SET EXERCISE: Below are records; count the lines that contain "name" and give only the total.

Entries from a visual dataset
+--
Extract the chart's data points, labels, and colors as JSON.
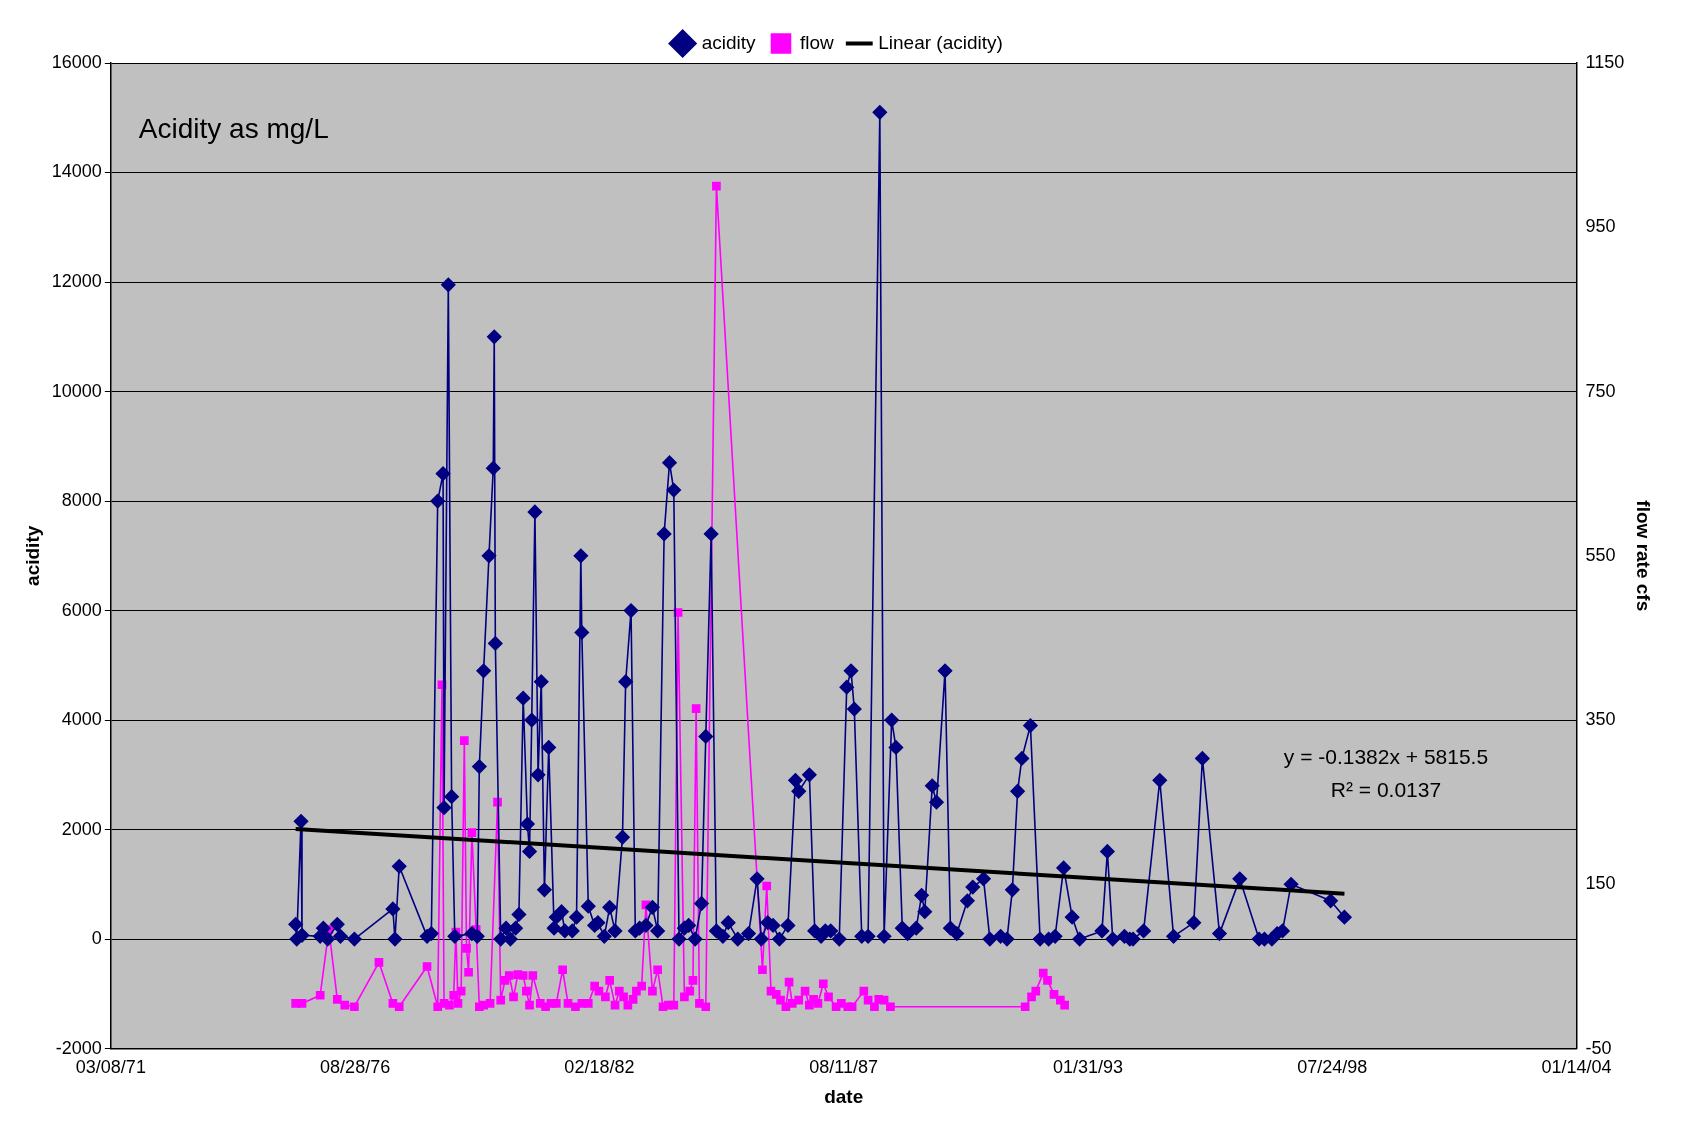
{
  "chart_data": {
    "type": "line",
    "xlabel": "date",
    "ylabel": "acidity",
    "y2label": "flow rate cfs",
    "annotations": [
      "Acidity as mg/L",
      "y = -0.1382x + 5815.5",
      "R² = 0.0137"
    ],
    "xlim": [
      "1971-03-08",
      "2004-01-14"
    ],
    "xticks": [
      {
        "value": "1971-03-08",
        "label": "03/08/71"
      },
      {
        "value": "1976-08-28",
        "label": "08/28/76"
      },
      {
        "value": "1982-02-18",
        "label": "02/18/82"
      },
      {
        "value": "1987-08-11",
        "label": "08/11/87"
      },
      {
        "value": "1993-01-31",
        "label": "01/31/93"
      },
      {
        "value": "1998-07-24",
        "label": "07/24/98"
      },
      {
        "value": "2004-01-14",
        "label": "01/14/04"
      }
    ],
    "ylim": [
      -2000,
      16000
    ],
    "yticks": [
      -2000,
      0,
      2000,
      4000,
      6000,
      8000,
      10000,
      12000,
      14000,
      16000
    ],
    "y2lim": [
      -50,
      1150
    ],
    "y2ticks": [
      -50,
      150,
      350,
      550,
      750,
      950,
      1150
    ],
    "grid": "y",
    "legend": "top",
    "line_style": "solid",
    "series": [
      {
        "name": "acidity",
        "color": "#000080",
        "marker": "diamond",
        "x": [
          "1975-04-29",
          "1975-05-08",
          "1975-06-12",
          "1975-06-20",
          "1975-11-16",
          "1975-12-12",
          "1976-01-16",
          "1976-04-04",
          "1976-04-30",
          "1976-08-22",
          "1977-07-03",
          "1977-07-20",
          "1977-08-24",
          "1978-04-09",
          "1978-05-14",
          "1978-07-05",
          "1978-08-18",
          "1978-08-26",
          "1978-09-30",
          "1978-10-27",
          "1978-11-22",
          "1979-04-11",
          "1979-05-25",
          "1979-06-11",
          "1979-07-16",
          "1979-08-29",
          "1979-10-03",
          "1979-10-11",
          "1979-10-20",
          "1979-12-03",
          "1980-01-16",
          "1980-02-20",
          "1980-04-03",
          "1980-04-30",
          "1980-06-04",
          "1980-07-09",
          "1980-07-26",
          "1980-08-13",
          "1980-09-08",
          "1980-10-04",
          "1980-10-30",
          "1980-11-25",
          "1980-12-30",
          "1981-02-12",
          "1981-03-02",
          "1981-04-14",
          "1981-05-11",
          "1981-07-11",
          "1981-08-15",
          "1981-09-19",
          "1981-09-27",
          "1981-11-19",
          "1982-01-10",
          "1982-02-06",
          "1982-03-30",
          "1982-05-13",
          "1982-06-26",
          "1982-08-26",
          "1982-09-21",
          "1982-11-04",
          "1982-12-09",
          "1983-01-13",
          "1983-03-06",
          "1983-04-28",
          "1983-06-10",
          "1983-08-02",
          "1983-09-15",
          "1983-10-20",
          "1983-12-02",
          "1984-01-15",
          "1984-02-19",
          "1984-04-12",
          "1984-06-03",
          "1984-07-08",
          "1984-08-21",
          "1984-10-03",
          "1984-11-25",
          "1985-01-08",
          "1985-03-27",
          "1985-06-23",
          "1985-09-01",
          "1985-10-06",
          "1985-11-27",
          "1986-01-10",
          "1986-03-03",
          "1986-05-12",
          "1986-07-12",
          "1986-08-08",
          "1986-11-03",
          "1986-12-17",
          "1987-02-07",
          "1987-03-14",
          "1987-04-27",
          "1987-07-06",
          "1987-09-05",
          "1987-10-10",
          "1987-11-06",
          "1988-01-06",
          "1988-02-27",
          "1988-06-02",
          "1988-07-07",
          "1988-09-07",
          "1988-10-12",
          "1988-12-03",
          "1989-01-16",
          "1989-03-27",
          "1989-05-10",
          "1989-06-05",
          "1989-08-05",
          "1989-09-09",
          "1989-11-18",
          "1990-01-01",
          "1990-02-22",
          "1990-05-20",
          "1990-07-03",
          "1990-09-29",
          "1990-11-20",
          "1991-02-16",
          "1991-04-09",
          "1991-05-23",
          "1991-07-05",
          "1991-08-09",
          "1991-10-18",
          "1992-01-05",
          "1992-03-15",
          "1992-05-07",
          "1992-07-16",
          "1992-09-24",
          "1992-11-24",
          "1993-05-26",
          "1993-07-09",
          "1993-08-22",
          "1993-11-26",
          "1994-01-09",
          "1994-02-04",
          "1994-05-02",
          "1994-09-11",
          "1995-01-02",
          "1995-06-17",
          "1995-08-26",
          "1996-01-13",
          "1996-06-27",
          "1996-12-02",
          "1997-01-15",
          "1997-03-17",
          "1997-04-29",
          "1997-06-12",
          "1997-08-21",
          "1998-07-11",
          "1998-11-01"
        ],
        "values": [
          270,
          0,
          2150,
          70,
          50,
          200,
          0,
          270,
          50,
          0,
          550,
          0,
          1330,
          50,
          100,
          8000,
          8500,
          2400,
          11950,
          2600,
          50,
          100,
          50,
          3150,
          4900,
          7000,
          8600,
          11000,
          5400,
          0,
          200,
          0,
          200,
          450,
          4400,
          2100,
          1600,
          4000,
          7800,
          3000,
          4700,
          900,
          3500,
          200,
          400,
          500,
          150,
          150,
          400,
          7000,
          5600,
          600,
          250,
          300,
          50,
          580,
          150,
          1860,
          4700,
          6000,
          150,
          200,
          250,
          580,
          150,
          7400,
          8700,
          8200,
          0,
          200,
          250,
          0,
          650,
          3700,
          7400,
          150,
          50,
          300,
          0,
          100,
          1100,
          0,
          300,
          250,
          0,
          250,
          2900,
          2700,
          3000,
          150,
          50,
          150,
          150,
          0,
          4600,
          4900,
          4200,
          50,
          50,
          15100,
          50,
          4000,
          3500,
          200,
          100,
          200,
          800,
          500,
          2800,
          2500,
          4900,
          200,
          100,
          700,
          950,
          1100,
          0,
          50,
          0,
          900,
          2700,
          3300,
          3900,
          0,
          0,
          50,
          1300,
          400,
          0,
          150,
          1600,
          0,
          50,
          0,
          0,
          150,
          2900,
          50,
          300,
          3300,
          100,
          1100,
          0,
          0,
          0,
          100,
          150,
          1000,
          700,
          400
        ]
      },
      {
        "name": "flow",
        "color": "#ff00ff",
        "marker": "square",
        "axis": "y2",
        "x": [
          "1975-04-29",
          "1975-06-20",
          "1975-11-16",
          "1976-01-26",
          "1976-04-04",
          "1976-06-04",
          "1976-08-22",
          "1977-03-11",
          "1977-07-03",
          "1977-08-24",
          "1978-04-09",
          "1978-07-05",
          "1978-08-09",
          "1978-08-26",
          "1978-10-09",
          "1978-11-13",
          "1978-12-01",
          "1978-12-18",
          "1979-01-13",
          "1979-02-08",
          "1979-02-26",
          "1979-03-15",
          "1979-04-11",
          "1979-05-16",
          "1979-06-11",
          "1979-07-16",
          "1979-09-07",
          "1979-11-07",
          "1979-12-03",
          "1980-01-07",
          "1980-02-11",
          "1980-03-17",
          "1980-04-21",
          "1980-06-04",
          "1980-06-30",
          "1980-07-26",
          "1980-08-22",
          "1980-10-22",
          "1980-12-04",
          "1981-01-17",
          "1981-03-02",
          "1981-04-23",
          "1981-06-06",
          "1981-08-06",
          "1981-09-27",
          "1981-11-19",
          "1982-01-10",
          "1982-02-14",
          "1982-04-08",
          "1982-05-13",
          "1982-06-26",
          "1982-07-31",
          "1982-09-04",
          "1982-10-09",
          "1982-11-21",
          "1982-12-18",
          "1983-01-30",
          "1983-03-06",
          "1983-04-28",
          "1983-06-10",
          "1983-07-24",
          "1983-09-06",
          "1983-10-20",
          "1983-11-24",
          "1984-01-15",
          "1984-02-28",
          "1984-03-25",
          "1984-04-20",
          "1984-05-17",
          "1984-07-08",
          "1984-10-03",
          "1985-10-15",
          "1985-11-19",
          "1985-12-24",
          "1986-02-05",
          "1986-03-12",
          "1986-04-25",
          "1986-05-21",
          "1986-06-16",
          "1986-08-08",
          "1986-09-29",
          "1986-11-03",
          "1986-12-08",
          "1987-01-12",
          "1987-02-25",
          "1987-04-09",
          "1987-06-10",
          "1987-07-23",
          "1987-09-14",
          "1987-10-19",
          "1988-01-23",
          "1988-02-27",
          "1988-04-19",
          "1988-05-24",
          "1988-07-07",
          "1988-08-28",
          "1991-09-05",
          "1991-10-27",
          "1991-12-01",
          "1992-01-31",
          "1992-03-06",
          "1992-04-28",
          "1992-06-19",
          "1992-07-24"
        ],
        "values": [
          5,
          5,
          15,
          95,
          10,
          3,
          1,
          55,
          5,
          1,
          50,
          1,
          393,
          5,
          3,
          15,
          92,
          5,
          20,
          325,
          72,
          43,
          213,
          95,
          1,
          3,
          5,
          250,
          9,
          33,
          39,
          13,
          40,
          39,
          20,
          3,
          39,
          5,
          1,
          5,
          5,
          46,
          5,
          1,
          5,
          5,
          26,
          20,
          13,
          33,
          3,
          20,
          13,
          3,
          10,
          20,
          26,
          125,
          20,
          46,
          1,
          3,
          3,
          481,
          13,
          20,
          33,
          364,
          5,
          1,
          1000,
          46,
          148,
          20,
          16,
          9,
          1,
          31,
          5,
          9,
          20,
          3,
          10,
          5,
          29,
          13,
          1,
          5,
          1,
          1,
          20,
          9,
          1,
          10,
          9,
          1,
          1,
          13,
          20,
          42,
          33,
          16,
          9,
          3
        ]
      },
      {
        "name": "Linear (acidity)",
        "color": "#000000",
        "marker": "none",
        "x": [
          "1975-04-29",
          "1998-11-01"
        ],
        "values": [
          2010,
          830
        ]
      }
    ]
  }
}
+--
THE REPLY: 3